- MATERIAL FOR THIS TASK:
══════════════════════════════
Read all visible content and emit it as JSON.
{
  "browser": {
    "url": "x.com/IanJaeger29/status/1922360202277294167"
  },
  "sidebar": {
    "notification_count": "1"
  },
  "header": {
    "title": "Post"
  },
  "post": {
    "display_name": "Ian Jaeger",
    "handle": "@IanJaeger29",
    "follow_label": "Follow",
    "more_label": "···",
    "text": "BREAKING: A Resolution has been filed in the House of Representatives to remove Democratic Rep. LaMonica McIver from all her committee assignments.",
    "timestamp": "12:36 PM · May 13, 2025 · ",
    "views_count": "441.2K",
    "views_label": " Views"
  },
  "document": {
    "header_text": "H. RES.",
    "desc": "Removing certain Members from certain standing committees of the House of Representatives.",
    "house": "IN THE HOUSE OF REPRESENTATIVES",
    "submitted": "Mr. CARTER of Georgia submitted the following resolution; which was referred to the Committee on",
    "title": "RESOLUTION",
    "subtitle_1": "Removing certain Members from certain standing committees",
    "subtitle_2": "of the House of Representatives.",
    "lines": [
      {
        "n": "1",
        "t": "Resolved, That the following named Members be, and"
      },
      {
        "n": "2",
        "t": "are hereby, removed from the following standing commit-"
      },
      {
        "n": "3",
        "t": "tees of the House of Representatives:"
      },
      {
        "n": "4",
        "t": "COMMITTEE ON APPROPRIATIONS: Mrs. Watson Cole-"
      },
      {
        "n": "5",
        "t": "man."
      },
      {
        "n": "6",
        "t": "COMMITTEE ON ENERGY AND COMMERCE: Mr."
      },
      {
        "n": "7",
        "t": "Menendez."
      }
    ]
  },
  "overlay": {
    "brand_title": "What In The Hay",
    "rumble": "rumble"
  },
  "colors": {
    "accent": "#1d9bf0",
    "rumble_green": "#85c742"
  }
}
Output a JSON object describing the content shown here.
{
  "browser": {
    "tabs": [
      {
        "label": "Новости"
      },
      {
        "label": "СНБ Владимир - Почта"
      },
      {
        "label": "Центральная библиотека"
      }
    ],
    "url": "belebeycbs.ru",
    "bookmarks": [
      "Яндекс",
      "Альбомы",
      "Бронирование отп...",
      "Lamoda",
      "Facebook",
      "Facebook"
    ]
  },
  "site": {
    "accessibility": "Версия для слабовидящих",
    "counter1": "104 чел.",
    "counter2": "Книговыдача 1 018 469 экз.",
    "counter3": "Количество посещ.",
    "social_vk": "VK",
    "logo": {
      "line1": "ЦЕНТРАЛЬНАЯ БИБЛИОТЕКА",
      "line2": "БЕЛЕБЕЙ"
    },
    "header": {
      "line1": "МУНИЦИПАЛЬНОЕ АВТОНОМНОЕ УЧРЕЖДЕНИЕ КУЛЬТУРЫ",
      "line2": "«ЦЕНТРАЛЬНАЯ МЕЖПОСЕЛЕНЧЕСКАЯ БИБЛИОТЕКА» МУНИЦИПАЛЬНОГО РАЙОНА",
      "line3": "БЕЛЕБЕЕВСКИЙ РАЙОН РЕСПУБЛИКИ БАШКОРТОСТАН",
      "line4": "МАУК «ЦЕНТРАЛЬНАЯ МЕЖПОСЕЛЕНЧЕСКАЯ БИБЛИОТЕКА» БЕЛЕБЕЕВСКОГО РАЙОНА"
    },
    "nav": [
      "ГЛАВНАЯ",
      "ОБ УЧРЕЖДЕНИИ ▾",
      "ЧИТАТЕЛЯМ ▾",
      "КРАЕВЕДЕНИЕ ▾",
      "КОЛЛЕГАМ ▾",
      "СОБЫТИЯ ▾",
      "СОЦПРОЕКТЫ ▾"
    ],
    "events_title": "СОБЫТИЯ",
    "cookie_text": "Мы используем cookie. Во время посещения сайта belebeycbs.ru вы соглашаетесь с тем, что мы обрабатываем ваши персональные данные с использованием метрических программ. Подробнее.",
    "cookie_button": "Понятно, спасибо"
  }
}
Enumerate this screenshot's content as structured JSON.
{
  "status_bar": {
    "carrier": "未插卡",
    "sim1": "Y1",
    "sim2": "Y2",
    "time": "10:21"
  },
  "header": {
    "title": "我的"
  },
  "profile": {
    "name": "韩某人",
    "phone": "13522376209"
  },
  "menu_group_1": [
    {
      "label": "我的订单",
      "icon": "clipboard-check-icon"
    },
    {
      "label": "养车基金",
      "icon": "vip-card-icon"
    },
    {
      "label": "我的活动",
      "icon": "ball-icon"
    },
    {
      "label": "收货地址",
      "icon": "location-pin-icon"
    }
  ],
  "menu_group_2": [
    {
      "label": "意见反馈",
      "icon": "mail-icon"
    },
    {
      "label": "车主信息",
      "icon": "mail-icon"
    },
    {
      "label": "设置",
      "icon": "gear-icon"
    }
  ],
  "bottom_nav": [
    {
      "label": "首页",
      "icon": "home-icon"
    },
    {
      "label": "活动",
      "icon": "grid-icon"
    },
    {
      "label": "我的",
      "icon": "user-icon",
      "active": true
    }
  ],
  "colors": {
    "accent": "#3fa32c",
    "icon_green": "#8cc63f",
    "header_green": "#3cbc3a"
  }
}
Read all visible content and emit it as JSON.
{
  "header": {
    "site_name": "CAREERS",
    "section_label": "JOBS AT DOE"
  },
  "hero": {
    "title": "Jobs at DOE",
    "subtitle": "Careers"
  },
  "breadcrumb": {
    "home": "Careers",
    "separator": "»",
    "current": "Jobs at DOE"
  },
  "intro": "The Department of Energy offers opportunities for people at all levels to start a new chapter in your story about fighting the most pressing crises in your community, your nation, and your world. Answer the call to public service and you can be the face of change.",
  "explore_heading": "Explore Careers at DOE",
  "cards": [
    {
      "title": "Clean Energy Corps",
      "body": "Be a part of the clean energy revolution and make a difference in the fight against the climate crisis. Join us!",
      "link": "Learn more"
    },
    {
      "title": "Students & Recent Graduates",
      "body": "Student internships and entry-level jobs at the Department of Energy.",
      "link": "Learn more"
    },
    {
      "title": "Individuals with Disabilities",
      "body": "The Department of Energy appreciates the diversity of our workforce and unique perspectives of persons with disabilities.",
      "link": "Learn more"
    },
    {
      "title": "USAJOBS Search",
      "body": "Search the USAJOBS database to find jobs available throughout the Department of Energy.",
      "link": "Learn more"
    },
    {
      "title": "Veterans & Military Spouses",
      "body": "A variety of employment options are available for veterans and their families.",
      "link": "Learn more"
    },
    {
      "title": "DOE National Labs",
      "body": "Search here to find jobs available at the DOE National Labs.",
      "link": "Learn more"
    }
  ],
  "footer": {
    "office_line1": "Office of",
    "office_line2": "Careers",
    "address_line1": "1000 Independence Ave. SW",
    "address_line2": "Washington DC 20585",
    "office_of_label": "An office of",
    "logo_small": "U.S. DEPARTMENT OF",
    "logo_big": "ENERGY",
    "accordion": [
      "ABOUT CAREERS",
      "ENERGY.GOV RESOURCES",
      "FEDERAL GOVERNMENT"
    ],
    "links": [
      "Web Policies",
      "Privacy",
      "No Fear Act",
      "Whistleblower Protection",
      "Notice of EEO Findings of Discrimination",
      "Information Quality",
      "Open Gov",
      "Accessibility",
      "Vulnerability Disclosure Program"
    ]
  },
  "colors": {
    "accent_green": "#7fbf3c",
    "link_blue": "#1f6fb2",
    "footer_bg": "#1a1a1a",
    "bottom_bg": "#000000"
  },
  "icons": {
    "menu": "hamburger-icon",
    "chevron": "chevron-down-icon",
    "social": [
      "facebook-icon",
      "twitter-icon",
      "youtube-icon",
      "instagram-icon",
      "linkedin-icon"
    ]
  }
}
══════════════════════════════
- THE EXERCISE:
Reproduce the entries above in full by retyping them exactly.

- THE COMPLETED TASK:
Read all visible content and emit it as JSON.
{
  "browser": {
    "url": "x.com/IanJaeger29/status/1922360202277294167"
  },
  "sidebar": {
    "notification_count": "1"
  },
  "header": {
    "title": "Post"
  },
  "post": {
    "display_name": "Ian Jaeger",
    "handle": "@IanJaeger29",
    "follow_label": "Follow",
    "more_label": "···",
    "text": "BREAKING: A Resolution has been filed in the House of Representatives to remove Democratic Rep. LaMonica McIver from all her committee assignments.",
    "timestamp": "12:36 PM · May 13, 2025 · ",
    "views_count": "441.2K",
    "views_label": " Views"
  },
  "document": {
    "header_text": "H. RES.",
    "desc": "Removing certain Members from certain standing committees of the House of Representatives.",
    "house": "IN THE HOUSE OF REPRESENTATIVES",
    "submitted": "Mr. CARTER of Georgia submitted the following resolution; which was referred to the Committee on",
    "title": "RESOLUTION",
    "subtitle_1": "Removing certain Members from certain standing committees",
    "subtitle_2": "of the House of Representatives.",
    "lines": [
      {
        "n": "1",
        "t": "Resolved, That the following named Members be, and"
      },
      {
        "n": "2",
        "t": "are hereby, removed from the following standing commit-"
      },
      {
        "n": "3",
        "t": "tees of the House of Representatives:"
      },
      {
        "n": "4",
        "t": "COMMITTEE ON APPROPRIATIONS: Mrs. Watson Cole-"
      },
      {
        "n": "5",
        "t": "man."
      },
      {
        "n": "6",
        "t": "COMMITTEE ON ENERGY AND COMMERCE: Mr."
      },
      {
        "n": "7",
        "t": "Menendez."
      }
    ]
  },
  "overlay": {
    "brand_title": "What In The Hay",
    "rumble": "rumble"
  },
  "colors": {
    "accent": "#1d9bf0",
    "rumble_green": "#85c742"
  }
}
Output a JSON object describing the content shown here.
{
  "browser": {
    "tabs": [
      {
        "label": "Новости"
      },
      {
        "label": "СНБ Владимир - Почта"
      },
      {
        "label": "Центральная библиотека"
      }
    ],
    "url": "belebeycbs.ru",
    "bookmarks": [
      "Яндекс",
      "Альбомы",
      "Бронирование отп...",
      "Lamoda",
      "Facebook",
      "Facebook"
    ]
  },
  "site": {
    "accessibility": "Версия для слабовидящих",
    "counter1": "104 чел.",
    "counter2": "Книговыдача 1 018 469 экз.",
    "counter3": "Количество посещ.",
    "social_vk": "VK",
    "logo": {
      "line1": "ЦЕНТРАЛЬНАЯ БИБЛИОТЕКА",
      "line2": "БЕЛЕБЕЙ"
    },
    "header": {
      "line1": "МУНИЦИПАЛЬНОЕ АВТОНОМНОЕ УЧРЕЖДЕНИЕ КУЛЬТУРЫ",
      "line2": "«ЦЕНТРАЛЬНАЯ МЕЖПОСЕЛЕНЧЕСКАЯ БИБЛИОТЕКА» МУНИЦИПАЛЬНОГО РАЙОНА",
      "line3": "БЕЛЕБЕЕВСКИЙ РАЙОН РЕСПУБЛИКИ БАШКОРТОСТАН",
      "line4": "МАУК «ЦЕНТРАЛЬНАЯ МЕЖПОСЕЛЕНЧЕСКАЯ БИБЛИОТЕКА» БЕЛЕБЕЕВСКОГО РАЙОНА"
    },
    "nav": [
      "ГЛАВНАЯ",
      "ОБ УЧРЕЖДЕНИИ ▾",
      "ЧИТАТЕЛЯМ ▾",
      "КРАЕВЕДЕНИЕ ▾",
      "КОЛЛЕГАМ ▾",
      "СОБЫТИЯ ▾",
      "СОЦПРОЕКТЫ ▾"
    ],
    "events_title": "СОБЫТИЯ",
    "cookie_text": "Мы используем cookie. Во время посещения сайта belebeycbs.ru вы соглашаетесь с тем, что мы обрабатываем ваши персональные данные с использованием метрических программ. Подробнее.",
    "cookie_button": "Понятно, спасибо"
  }
}
Enumerate this screenshot's content as structured JSON.
{
  "status_bar": {
    "carrier": "未插卡",
    "sim1": "Y1",
    "sim2": "Y2",
    "time": "10:21"
  },
  "header": {
    "title": "我的"
  },
  "profile": {
    "name": "韩某人",
    "phone": "13522376209"
  },
  "menu_group_1": [
    {
      "label": "我的订单",
      "icon": "clipboard-check-icon"
    },
    {
      "label": "养车基金",
      "icon": "vip-card-icon"
    },
    {
      "label": "我的活动",
      "icon": "ball-icon"
    },
    {
      "label": "收货地址",
      "icon": "location-pin-icon"
    }
  ],
  "menu_group_2": [
    {
      "label": "意见反馈",
      "icon": "mail-icon"
    },
    {
      "label": "车主信息",
      "icon": "mail-icon"
    },
    {
      "label": "设置",
      "icon": "gear-icon"
    }
  ],
  "bottom_nav": [
    {
      "label": "首页",
      "icon": "home-icon"
    },
    {
      "label": "活动",
      "icon": "grid-icon"
    },
    {
      "label": "我的",
      "icon": "user-icon",
      "active": true
    }
  ],
  "colors": {
    "accent": "#3fa32c",
    "icon_green": "#8cc63f",
    "header_green": "#3cbc3a"
  }
}
Read all visible content and emit it as JSON.
{
  "header": {
    "site_name": "CAREERS",
    "section_label": "JOBS AT DOE"
  },
  "hero": {
    "title": "Jobs at DOE",
    "subtitle": "Careers"
  },
  "breadcrumb": {
    "home": "Careers",
    "separator": "»",
    "current": "Jobs at DOE"
  },
  "intro": "The Department of Energy offers opportunities for people at all levels to start a new chapter in your story about fighting the most pressing crises in your community, your nation, and your world. Answer the call to public service and you can be the face of change.",
  "explore_heading": "Explore Careers at DOE",
  "cards": [
    {
      "title": "Clean Energy Corps",
      "body": "Be a part of the clean energy revolution and make a difference in the fight against the climate crisis. Join us!",
      "link": "Learn more"
    },
    {
      "title": "Students & Recent Graduates",
      "body": "Student internships and entry-level jobs at the Department of Energy.",
      "link": "Learn more"
    },
    {
      "title": "Individuals with Disabilities",
      "body": "The Department of Energy appreciates the diversity of our workforce and unique perspectives of persons with disabilities.",
      "link": "Learn more"
    },
    {
      "title": "USAJOBS Search",
      "body": "Search the USAJOBS database to find jobs available throughout the Department of Energy.",
      "link": "Learn more"
    },
    {
      "title": "Veterans & Military Spouses",
      "body": "A variety of employment options are available for veterans and their families.",
      "link": "Learn more"
    },
    {
      "title": "DOE National Labs",
      "body": "Search here to find jobs available at the DOE National Labs.",
      "link": "Learn more"
    }
  ],
  "footer": {
    "office_line1": "Office of",
    "office_line2": "Careers",
    "address_line1": "1000 Independence Ave. SW",
    "address_line2": "Washington DC 20585",
    "office_of_label": "An office of",
    "logo_small": "U.S. DEPARTMENT OF",
    "logo_big": "ENERGY",
    "accordion": [
      "ABOUT CAREERS",
      "ENERGY.GOV RESOURCES",
      "FEDERAL GOVERNMENT"
    ],
    "links": [
      "Web Policies",
      "Privacy",
      "No Fear Act",
      "Whistleblower Protection",
      "Notice of EEO Findings of Discrimination",
      "Information Quality",
      "Open Gov",
      "Accessibility",
      "Vulnerability Disclosure Program"
    ]
  },
  "colors": {
    "accent_green": "#7fbf3c",
    "link_blue": "#1f6fb2",
    "footer_bg": "#1a1a1a",
    "bottom_bg": "#000000"
  },
  "icons": {
    "menu": "hamburger-icon",
    "chevron": "chevron-down-icon",
    "social": [
      "facebook-icon",
      "twitter-icon",
      "youtube-icon",
      "instagram-icon",
      "linkedin-icon"
    ]
  }
}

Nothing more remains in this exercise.